Given problem » Reproduce each line exactly.

══ Records for the exercise

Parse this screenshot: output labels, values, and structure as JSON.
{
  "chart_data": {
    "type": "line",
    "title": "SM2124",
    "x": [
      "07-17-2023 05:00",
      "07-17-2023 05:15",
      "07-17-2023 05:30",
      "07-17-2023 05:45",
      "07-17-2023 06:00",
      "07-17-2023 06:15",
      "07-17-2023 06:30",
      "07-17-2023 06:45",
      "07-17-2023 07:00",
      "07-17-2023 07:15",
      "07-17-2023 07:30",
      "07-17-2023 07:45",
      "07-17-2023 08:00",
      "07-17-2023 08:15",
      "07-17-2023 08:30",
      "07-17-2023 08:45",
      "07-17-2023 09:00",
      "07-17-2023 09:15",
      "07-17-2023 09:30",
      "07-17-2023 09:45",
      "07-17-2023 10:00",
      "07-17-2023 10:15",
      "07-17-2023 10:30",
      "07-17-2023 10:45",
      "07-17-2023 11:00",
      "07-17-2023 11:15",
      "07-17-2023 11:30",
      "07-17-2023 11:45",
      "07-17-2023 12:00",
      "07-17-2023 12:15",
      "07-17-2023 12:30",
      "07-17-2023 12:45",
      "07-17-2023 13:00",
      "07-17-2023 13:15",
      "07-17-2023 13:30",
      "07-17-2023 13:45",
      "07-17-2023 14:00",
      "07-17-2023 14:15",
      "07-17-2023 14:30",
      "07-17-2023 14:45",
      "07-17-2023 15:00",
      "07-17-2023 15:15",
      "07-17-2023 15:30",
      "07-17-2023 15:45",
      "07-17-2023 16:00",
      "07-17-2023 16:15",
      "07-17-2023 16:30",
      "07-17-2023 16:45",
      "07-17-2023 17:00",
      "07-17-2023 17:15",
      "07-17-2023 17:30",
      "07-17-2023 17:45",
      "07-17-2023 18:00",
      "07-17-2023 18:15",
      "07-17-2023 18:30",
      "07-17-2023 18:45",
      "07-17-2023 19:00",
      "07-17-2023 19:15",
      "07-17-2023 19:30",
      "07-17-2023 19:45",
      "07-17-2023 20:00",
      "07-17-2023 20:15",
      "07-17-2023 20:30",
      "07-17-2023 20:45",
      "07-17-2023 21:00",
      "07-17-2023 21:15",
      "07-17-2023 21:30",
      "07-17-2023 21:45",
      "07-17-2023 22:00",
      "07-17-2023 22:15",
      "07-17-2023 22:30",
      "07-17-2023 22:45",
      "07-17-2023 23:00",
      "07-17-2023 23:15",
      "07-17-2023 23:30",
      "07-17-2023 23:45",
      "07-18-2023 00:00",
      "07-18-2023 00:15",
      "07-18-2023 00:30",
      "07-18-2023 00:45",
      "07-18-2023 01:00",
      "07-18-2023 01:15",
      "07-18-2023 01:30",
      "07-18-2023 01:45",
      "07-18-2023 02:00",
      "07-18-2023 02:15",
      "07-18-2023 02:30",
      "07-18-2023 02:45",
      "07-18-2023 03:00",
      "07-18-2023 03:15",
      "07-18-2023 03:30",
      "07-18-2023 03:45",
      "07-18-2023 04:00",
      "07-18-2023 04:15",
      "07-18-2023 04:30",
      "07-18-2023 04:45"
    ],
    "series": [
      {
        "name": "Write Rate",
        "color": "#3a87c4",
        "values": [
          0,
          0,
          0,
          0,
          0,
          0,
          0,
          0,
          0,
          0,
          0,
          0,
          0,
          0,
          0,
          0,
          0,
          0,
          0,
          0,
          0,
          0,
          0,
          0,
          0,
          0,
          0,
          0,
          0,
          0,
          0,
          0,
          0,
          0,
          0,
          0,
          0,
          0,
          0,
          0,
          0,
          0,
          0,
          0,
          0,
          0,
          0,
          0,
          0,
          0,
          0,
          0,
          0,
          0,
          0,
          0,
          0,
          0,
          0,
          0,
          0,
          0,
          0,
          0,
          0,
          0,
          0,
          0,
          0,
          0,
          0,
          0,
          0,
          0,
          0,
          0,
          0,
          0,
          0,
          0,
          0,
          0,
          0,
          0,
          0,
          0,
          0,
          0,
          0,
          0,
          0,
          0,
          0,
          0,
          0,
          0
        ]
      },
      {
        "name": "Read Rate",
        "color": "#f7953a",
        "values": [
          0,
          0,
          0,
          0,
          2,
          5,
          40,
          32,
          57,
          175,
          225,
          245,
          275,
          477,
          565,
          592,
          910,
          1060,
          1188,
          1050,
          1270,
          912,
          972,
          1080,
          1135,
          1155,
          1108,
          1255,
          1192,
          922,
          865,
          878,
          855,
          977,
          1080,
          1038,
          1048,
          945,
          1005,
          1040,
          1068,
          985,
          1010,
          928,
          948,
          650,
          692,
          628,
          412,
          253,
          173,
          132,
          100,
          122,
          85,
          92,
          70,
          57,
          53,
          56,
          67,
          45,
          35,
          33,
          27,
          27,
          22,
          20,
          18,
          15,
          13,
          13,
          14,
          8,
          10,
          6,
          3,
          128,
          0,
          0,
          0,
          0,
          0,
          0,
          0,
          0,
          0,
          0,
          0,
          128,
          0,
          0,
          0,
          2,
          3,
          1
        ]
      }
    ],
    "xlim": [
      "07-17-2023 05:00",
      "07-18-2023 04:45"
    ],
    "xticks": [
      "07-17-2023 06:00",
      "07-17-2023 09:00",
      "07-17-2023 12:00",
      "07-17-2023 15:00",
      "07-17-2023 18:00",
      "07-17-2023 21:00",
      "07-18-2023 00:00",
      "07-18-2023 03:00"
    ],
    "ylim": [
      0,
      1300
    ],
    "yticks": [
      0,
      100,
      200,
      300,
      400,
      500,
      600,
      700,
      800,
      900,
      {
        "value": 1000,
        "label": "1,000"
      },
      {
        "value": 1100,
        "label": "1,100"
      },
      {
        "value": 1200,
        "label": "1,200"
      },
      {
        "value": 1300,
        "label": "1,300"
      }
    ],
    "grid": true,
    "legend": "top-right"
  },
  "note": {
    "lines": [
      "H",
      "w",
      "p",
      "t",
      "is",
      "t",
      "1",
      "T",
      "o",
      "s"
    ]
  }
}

════

Answer to this exercise »
Parse this screenshot: output labels, values, and structure as JSON.
{
  "chart_data": {
    "type": "line",
    "title": "SM2124",
    "x": [
      "07-17-2023 05:00",
      "07-17-2023 05:15",
      "07-17-2023 05:30",
      "07-17-2023 05:45",
      "07-17-2023 06:00",
      "07-17-2023 06:15",
      "07-17-2023 06:30",
      "07-17-2023 06:45",
      "07-17-2023 07:00",
      "07-17-2023 07:15",
      "07-17-2023 07:30",
      "07-17-2023 07:45",
      "07-17-2023 08:00",
      "07-17-2023 08:15",
      "07-17-2023 08:30",
      "07-17-2023 08:45",
      "07-17-2023 09:00",
      "07-17-2023 09:15",
      "07-17-2023 09:30",
      "07-17-2023 09:45",
      "07-17-2023 10:00",
      "07-17-2023 10:15",
      "07-17-2023 10:30",
      "07-17-2023 10:45",
      "07-17-2023 11:00",
      "07-17-2023 11:15",
      "07-17-2023 11:30",
      "07-17-2023 11:45",
      "07-17-2023 12:00",
      "07-17-2023 12:15",
      "07-17-2023 12:30",
      "07-17-2023 12:45",
      "07-17-2023 13:00",
      "07-17-2023 13:15",
      "07-17-2023 13:30",
      "07-17-2023 13:45",
      "07-17-2023 14:00",
      "07-17-2023 14:15",
      "07-17-2023 14:30",
      "07-17-2023 14:45",
      "07-17-2023 15:00",
      "07-17-2023 15:15",
      "07-17-2023 15:30",
      "07-17-2023 15:45",
      "07-17-2023 16:00",
      "07-17-2023 16:15",
      "07-17-2023 16:30",
      "07-17-2023 16:45",
      "07-17-2023 17:00",
      "07-17-2023 17:15",
      "07-17-2023 17:30",
      "07-17-2023 17:45",
      "07-17-2023 18:00",
      "07-17-2023 18:15",
      "07-17-2023 18:30",
      "07-17-2023 18:45",
      "07-17-2023 19:00",
      "07-17-2023 19:15",
      "07-17-2023 19:30",
      "07-17-2023 19:45",
      "07-17-2023 20:00",
      "07-17-2023 20:15",
      "07-17-2023 20:30",
      "07-17-2023 20:45",
      "07-17-2023 21:00",
      "07-17-2023 21:15",
      "07-17-2023 21:30",
      "07-17-2023 21:45",
      "07-17-2023 22:00",
      "07-17-2023 22:15",
      "07-17-2023 22:30",
      "07-17-2023 22:45",
      "07-17-2023 23:00",
      "07-17-2023 23:15",
      "07-17-2023 23:30",
      "07-17-2023 23:45",
      "07-18-2023 00:00",
      "07-18-2023 00:15",
      "07-18-2023 00:30",
      "07-18-2023 00:45",
      "07-18-2023 01:00",
      "07-18-2023 01:15",
      "07-18-2023 01:30",
      "07-18-2023 01:45",
      "07-18-2023 02:00",
      "07-18-2023 02:15",
      "07-18-2023 02:30",
      "07-18-2023 02:45",
      "07-18-2023 03:00",
      "07-18-2023 03:15",
      "07-18-2023 03:30",
      "07-18-2023 03:45",
      "07-18-2023 04:00",
      "07-18-2023 04:15",
      "07-18-2023 04:30",
      "07-18-2023 04:45"
    ],
    "series": [
      {
        "name": "Write Rate",
        "color": "#3a87c4",
        "values": [
          0,
          0,
          0,
          0,
          0,
          0,
          0,
          0,
          0,
          0,
          0,
          0,
          0,
          0,
          0,
          0,
          0,
          0,
          0,
          0,
          0,
          0,
          0,
          0,
          0,
          0,
          0,
          0,
          0,
          0,
          0,
          0,
          0,
          0,
          0,
          0,
          0,
          0,
          0,
          0,
          0,
          0,
          0,
          0,
          0,
          0,
          0,
          0,
          0,
          0,
          0,
          0,
          0,
          0,
          0,
          0,
          0,
          0,
          0,
          0,
          0,
          0,
          0,
          0,
          0,
          0,
          0,
          0,
          0,
          0,
          0,
          0,
          0,
          0,
          0,
          0,
          0,
          0,
          0,
          0,
          0,
          0,
          0,
          0,
          0,
          0,
          0,
          0,
          0,
          0,
          0,
          0,
          0,
          0,
          0,
          0
        ]
      },
      {
        "name": "Read Rate",
        "color": "#f7953a",
        "values": [
          0,
          0,
          0,
          0,
          2,
          5,
          40,
          32,
          57,
          175,
          225,
          245,
          275,
          477,
          565,
          592,
          910,
          1060,
          1188,
          1050,
          1270,
          912,
          972,
          1080,
          1135,
          1155,
          1108,
          1255,
          1192,
          922,
          865,
          878,
          855,
          977,
          1080,
          1038,
          1048,
          945,
          1005,
          1040,
          1068,
          985,
          1010,
          928,
          948,
          650,
          692,
          628,
          412,
          253,
          173,
          132,
          100,
          122,
          85,
          92,
          70,
          57,
          53,
          56,
          67,
          45,
          35,
          33,
          27,
          27,
          22,
          20,
          18,
          15,
          13,
          13,
          14,
          8,
          10,
          6,
          3,
          128,
          0,
          0,
          0,
          0,
          0,
          0,
          0,
          0,
          0,
          0,
          0,
          128,
          0,
          0,
          0,
          2,
          3,
          1
        ]
      }
    ],
    "xlim": [
      "07-17-2023 05:00",
      "07-18-2023 04:45"
    ],
    "xticks": [
      "07-17-2023 06:00",
      "07-17-2023 09:00",
      "07-17-2023 12:00",
      "07-17-2023 15:00",
      "07-17-2023 18:00",
      "07-17-2023 21:00",
      "07-18-2023 00:00",
      "07-18-2023 03:00"
    ],
    "ylim": [
      0,
      1300
    ],
    "yticks": [
      0,
      100,
      200,
      300,
      400,
      500,
      600,
      700,
      800,
      900,
      {
        "value": 1000,
        "label": "1,000"
      },
      {
        "value": 1100,
        "label": "1,100"
      },
      {
        "value": 1200,
        "label": "1,200"
      },
      {
        "value": 1300,
        "label": "1,300"
      }
    ],
    "grid": true,
    "legend": "top-right"
  },
  "note": {
    "lines": [
      "H",
      "w",
      "p",
      "t",
      "is",
      "t",
      "1",
      "T",
      "o",
      "s"
    ]
  }
}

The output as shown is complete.